What to do
Below are the records; locate each line with the word "subtitle" and copy it.

Data
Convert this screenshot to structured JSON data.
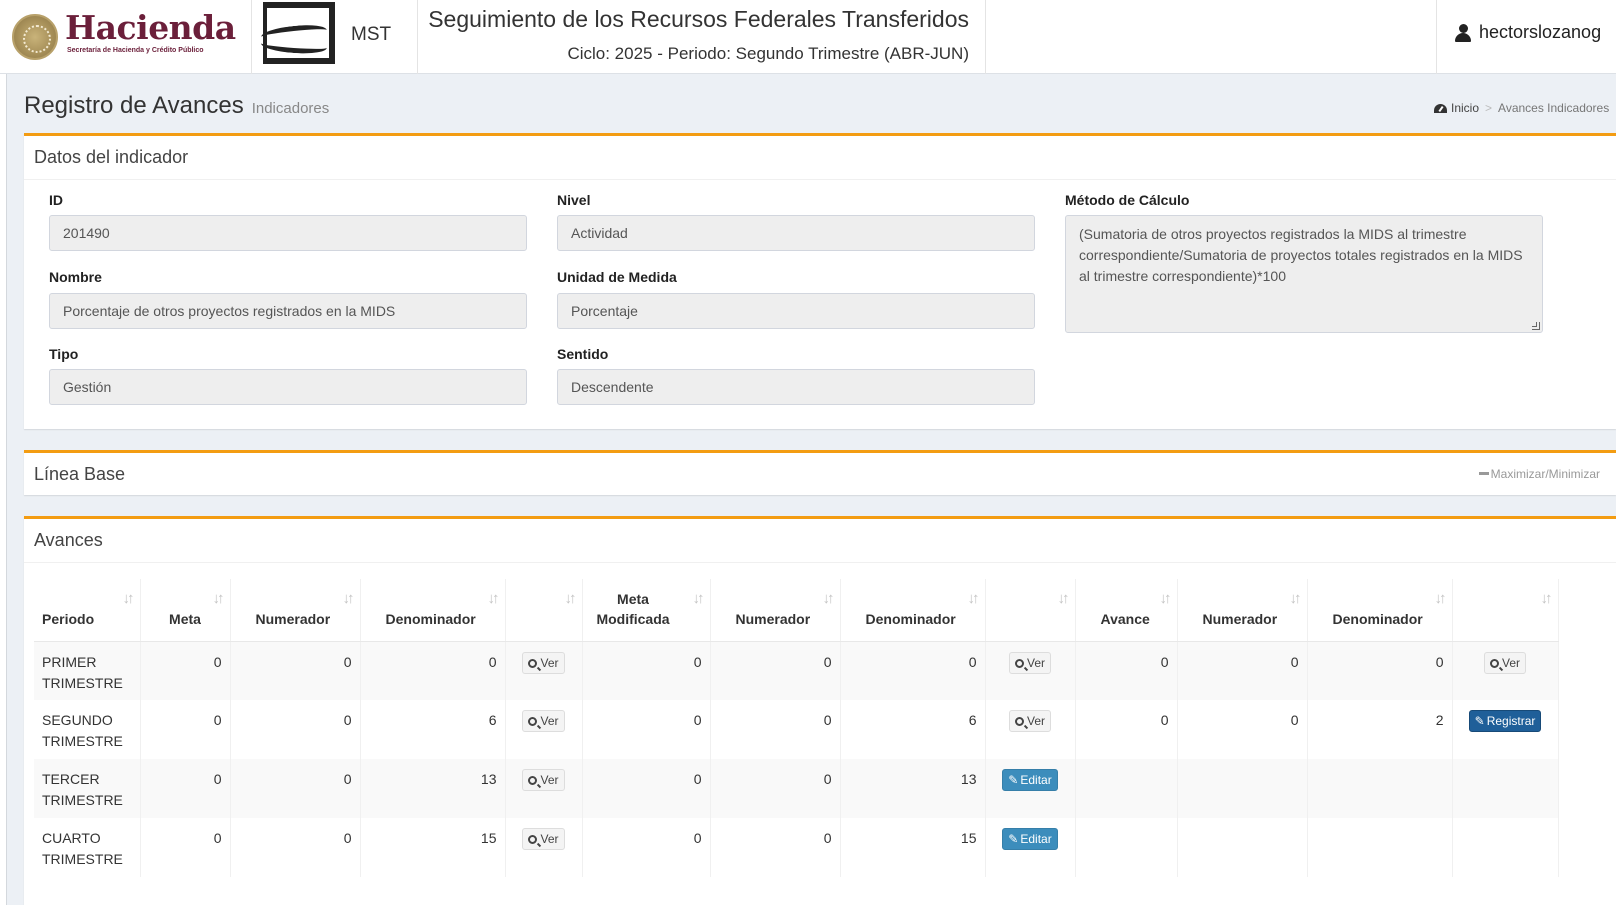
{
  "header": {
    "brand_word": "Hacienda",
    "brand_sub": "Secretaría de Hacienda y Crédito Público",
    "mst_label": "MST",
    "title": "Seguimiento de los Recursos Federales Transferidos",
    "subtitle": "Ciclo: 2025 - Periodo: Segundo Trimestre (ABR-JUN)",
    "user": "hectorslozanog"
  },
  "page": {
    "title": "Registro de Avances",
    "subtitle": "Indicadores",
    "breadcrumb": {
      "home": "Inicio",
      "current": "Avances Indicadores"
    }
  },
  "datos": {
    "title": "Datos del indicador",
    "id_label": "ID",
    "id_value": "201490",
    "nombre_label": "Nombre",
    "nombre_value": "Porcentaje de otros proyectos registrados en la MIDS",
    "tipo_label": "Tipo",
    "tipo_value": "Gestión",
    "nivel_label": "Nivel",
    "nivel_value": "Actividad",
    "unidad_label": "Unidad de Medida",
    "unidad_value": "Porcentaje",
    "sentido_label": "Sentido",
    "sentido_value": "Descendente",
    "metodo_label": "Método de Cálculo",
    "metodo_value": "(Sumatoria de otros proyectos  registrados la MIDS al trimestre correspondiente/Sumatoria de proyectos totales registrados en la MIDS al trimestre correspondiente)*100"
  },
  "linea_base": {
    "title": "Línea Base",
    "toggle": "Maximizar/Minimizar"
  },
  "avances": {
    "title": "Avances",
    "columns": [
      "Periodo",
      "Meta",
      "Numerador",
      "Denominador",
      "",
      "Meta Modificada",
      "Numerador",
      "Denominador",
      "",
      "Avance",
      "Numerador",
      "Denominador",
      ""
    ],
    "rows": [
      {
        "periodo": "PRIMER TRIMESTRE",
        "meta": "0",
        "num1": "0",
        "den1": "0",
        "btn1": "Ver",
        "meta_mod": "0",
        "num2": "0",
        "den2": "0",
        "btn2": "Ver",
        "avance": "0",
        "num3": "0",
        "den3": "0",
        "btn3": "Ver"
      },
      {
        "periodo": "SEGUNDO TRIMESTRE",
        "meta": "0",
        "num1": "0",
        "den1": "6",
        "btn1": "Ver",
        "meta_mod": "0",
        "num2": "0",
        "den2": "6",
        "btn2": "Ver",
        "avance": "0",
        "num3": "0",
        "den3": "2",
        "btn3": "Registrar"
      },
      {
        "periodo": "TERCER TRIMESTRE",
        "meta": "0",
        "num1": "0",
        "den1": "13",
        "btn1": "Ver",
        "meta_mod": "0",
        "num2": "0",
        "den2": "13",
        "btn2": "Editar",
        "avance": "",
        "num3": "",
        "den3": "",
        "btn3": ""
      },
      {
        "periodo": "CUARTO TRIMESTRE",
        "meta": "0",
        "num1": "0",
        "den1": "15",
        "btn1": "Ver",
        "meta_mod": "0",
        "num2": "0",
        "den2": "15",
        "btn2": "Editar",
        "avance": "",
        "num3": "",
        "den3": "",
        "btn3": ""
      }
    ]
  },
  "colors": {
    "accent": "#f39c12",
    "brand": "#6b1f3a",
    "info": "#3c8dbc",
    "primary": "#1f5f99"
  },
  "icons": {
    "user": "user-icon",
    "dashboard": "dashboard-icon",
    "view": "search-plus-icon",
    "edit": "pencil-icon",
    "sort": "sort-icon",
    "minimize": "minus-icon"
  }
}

--

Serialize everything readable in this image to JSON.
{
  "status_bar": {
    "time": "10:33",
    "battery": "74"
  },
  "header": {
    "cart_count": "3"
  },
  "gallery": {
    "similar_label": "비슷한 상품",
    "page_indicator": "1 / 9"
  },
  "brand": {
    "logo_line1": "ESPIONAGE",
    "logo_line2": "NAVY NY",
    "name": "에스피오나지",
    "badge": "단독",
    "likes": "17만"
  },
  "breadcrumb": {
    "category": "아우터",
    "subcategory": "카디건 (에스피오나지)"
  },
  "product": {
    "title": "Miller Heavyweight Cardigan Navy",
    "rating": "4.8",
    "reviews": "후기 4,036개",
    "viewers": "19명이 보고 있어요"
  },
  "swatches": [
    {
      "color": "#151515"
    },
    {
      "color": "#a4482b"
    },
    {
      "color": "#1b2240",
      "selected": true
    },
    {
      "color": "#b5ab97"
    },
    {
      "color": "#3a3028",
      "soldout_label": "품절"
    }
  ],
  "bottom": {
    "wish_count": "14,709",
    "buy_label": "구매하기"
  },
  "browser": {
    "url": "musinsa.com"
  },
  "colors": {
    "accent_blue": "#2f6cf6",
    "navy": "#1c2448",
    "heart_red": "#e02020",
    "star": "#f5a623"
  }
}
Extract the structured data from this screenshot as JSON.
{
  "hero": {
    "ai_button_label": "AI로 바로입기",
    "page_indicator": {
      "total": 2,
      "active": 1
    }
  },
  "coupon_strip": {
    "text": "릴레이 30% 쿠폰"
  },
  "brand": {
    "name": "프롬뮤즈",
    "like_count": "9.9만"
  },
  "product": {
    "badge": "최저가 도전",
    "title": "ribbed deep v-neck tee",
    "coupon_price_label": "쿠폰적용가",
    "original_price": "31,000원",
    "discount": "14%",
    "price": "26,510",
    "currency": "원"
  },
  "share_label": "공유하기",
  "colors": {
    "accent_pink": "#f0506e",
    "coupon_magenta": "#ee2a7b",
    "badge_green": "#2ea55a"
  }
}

...

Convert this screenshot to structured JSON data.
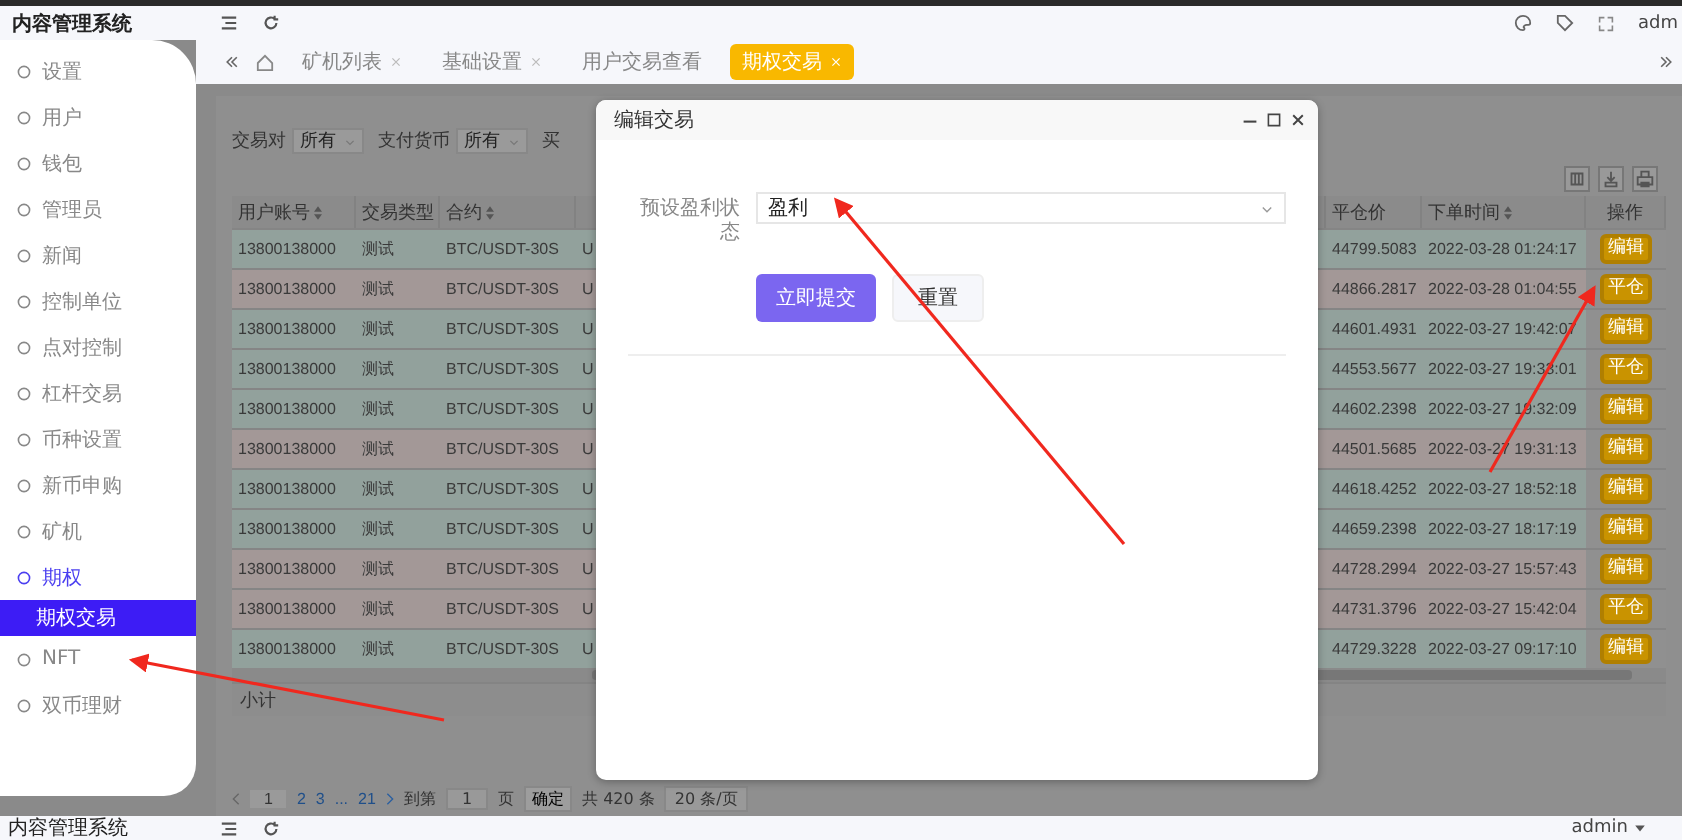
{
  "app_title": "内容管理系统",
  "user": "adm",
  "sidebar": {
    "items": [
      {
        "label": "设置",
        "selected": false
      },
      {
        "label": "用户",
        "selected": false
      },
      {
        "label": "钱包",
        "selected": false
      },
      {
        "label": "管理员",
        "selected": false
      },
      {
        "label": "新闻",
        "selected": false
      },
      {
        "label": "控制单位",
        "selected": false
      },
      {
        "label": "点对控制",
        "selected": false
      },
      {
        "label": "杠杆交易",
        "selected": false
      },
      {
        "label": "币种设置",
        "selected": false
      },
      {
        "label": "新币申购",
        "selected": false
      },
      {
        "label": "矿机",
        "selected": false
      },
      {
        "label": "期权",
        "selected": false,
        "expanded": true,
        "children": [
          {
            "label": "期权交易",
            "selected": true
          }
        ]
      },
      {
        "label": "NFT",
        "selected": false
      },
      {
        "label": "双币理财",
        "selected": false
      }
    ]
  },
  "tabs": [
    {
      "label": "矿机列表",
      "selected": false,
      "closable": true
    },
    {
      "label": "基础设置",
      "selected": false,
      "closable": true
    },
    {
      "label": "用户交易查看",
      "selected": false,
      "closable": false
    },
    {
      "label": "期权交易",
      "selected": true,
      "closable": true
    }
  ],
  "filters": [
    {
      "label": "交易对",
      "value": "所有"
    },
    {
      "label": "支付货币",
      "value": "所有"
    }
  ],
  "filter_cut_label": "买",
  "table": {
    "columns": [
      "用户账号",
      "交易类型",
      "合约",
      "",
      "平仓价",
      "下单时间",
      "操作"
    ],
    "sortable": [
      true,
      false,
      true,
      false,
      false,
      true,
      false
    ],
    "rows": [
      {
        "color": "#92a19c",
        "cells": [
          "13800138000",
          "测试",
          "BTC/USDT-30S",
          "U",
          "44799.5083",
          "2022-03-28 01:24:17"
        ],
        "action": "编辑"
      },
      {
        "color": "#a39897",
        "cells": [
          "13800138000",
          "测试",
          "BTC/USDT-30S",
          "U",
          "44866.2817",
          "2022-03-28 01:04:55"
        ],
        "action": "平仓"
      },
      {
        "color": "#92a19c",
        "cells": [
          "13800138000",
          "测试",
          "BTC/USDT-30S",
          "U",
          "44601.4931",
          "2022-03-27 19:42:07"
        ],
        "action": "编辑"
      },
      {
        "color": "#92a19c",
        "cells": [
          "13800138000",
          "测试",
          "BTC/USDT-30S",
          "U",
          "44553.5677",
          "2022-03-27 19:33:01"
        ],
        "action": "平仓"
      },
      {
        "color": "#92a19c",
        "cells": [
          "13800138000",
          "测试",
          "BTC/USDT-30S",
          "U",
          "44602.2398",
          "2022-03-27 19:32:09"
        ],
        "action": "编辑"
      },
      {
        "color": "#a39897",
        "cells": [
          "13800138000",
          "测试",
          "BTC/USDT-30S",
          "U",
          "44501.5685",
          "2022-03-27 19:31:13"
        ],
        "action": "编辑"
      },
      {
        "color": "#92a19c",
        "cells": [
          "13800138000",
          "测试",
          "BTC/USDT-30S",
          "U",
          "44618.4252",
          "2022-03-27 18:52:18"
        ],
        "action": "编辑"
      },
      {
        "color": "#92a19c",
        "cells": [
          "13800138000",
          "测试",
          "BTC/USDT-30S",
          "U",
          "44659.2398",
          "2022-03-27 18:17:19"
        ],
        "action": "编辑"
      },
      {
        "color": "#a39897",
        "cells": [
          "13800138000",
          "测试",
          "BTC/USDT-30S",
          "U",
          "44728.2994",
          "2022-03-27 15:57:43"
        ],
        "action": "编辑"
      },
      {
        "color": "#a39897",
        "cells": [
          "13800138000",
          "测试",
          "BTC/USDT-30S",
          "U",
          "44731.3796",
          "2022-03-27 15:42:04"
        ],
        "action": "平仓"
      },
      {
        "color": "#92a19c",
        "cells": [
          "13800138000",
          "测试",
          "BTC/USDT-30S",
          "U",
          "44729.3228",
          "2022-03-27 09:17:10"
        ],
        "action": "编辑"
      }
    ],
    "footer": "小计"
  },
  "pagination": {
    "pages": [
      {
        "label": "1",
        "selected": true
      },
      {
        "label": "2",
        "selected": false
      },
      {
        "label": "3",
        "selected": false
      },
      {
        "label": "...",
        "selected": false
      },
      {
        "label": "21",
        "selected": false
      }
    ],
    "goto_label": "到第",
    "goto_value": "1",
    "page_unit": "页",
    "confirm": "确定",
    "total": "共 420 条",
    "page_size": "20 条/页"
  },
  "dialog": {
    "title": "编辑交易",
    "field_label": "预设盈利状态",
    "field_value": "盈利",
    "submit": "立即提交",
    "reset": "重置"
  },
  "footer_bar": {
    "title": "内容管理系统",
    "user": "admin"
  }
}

Exercise output
    "subtitle": "Ciclo: 2025 - Periodo: Segundo Trimestre (ABR-JUN)",
    "subtitle": "Indicadores",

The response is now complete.